(PROBLEMS TO SOLVE):
**a)** From the post about ARP learning on a cluster gateway, list every line that begins with three dashes, without the dashes.
**b)** Carry the post about ARP learning on a cluster gateway forward, starting after its last sentence.

Hi,AmirArama
Thank you so much for your detailed reply.
so let's put things in order,
i assume this packet capture was taken on the GW, please let me know if it's not the case.
--- Actually, it is captured on the WLC ( which connected to GW directly and in the same VLAN) , we have captured on the GW as well, and got the same result
1. it's possible that passive arp learning is not enabled on GAIA.
--- Could you please let me know to check and turn on the passive arp learning ? Then I might test if any help .
2. when working with cluster HA, the same MAC address of the active GW is used for both the physical IP and the VIP.
2.a - when the member is reaching out to get arp, it uses it's own physical IP as src IP, and it's MAC address.
2.b - i don't see why there should be mac spoofing, as this is how cluster is operates, as the mac shared between physical and vip ip addresses. and packets can be sent sometimes from vip and sometimes from physical IP with the same MAC.
--- Yes, I checked the broadcast frame, it did sent with the active member's IP as source , but the same MAC with the VIP.
from what you describe, it sounds like the issue is that BC arp request sent from the GW is not reaching the host (did you verify that with wireshark on the host?), and because of that the GW is not able to learn the arp of this host. so this what needs to be investigated, my guess would be on switch level.
--- Yes, the BC arp request did reach WLC, but didn't reach the host, the below is the capture from HOST.
I noticed that there is only one broadcast ARP Announcement packet since the HOST got the DHCP IP, so I just doubt why the GW didn't learn the HOST MAC from it ( not sure if it reached the GW, because only one packet sent, and hard to capture it )

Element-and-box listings
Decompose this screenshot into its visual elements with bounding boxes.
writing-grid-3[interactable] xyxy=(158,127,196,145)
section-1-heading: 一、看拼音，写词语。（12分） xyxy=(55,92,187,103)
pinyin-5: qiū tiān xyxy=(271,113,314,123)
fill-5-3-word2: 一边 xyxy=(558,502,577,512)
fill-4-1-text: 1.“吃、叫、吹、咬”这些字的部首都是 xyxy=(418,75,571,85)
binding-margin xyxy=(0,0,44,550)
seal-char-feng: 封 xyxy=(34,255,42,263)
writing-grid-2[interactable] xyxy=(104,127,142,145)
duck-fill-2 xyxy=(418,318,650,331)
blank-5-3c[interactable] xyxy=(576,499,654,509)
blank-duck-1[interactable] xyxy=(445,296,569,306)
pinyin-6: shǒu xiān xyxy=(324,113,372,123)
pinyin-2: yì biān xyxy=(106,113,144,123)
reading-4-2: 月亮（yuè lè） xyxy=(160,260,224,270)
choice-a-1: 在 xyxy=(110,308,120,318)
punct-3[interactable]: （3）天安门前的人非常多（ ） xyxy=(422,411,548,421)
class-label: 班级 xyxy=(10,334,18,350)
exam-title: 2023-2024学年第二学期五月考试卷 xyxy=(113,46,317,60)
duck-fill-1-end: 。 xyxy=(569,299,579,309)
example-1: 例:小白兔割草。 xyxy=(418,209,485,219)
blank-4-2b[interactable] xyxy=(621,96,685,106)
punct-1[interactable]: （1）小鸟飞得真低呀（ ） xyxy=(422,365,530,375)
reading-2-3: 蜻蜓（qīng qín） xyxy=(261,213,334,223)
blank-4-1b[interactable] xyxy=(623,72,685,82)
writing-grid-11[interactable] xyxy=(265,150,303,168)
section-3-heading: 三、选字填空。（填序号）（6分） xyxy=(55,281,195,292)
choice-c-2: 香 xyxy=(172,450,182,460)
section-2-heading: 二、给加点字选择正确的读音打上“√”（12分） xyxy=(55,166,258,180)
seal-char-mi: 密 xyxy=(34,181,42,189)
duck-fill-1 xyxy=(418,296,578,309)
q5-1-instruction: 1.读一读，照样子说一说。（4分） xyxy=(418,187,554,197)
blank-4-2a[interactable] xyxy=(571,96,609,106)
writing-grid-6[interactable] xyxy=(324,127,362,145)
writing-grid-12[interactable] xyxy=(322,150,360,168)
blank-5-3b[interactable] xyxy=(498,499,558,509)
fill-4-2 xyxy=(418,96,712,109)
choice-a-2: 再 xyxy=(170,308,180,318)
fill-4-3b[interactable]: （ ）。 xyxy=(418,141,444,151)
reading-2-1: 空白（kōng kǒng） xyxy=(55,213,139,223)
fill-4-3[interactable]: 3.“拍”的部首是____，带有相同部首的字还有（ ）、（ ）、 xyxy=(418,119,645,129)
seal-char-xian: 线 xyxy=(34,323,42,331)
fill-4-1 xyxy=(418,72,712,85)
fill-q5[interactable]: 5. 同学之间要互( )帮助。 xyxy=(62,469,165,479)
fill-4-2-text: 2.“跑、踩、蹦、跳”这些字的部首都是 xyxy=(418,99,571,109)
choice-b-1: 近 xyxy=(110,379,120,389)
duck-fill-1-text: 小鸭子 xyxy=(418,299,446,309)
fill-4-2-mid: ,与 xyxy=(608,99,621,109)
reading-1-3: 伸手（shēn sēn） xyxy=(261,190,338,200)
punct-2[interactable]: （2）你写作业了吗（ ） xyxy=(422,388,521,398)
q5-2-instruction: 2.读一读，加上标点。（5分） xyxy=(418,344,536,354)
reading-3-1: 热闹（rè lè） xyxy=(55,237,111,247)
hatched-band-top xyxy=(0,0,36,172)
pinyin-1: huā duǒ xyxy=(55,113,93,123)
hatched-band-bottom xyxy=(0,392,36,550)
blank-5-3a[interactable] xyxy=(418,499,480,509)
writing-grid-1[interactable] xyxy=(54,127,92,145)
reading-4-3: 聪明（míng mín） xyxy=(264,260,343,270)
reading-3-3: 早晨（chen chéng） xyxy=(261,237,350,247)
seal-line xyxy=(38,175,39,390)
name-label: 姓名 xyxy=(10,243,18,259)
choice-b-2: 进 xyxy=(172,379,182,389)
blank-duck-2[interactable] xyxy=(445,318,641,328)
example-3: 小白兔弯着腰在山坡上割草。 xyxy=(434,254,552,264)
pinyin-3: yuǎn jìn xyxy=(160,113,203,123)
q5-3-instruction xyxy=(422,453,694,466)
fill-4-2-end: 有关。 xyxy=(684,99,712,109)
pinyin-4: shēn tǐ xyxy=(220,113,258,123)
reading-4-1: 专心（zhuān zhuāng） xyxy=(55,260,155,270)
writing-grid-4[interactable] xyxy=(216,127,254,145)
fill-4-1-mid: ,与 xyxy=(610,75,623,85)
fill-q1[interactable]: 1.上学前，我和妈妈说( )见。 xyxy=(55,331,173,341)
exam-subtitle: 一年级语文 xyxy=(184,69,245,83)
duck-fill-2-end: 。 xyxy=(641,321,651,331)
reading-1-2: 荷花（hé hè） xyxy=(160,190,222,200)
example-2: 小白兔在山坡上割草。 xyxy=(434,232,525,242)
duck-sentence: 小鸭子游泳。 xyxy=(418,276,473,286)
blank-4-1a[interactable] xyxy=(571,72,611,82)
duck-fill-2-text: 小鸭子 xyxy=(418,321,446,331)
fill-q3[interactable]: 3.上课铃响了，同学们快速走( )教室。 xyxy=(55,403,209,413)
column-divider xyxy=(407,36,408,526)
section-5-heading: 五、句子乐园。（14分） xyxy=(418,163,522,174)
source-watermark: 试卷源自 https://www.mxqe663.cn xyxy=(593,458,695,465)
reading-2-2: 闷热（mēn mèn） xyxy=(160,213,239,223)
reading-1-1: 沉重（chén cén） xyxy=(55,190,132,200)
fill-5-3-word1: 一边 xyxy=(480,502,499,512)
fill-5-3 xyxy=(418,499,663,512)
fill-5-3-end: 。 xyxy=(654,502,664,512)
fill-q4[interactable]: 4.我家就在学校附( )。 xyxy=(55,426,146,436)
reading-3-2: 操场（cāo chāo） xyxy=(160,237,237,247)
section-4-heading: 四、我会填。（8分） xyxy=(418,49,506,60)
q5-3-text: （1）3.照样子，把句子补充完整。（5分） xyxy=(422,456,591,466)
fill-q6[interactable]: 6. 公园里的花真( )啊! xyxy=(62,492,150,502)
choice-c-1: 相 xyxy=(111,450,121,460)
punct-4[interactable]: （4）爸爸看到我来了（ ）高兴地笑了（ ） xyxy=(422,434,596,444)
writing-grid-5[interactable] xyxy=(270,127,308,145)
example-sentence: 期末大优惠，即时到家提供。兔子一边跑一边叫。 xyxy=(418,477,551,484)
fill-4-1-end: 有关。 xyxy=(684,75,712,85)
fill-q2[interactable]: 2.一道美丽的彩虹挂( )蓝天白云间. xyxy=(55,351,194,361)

(RESPONSES FOR EACH TASK):
**a)**
- Actually, it is captured on the WLC ( which connected to GW directly and in the same VLAN) , we have captured on the GW as well, and got the same result
- Could you please let me know to check and turn on the passive arp learning ? Then I might test if any help .
- Yes, I checked the broadcast frame, it did sent with the active member's IP as source , but the same MAC with the VIP.
- Yes, the BC arp request did reach WLC, but didn't reach the host, the below is the capture from HOST.

**b)**
"So if a Frame reached Gaia gateway, but it doesn't have the destination MAC address, then the Frame will be dropped?" - actually if you will look at the ethernet layer in this packet you will see that it has dst broadcast address, which the switch should send via all it's ports on the broadcast domain, and in case you took this packet capture on the GW, than the packet has reached the GW and didn't drop, and as you can see the GW even respond to that back to the HOST (is that reaching the HOST, is the host have the arp of the .1?)
in the ARP layer the dst MAC is empty because the host asking for the request still don't know the mac of it's dst.
-- that is what I suspect. Because I did see that the DNS traffic and Web Authentication traffic from the HOST have already reached the DNS server and Web Authentication Server, but no return/reply traffic reached the HOST, so DNS and Web Authentication failed. I just suspect if the GW dropped the traffic, as the return/reply packets whose destination is the HOST's MAC will be dropped because of no ARP entry for them on the GW.
How can I check if those return/reply packets dropped or not by the GW?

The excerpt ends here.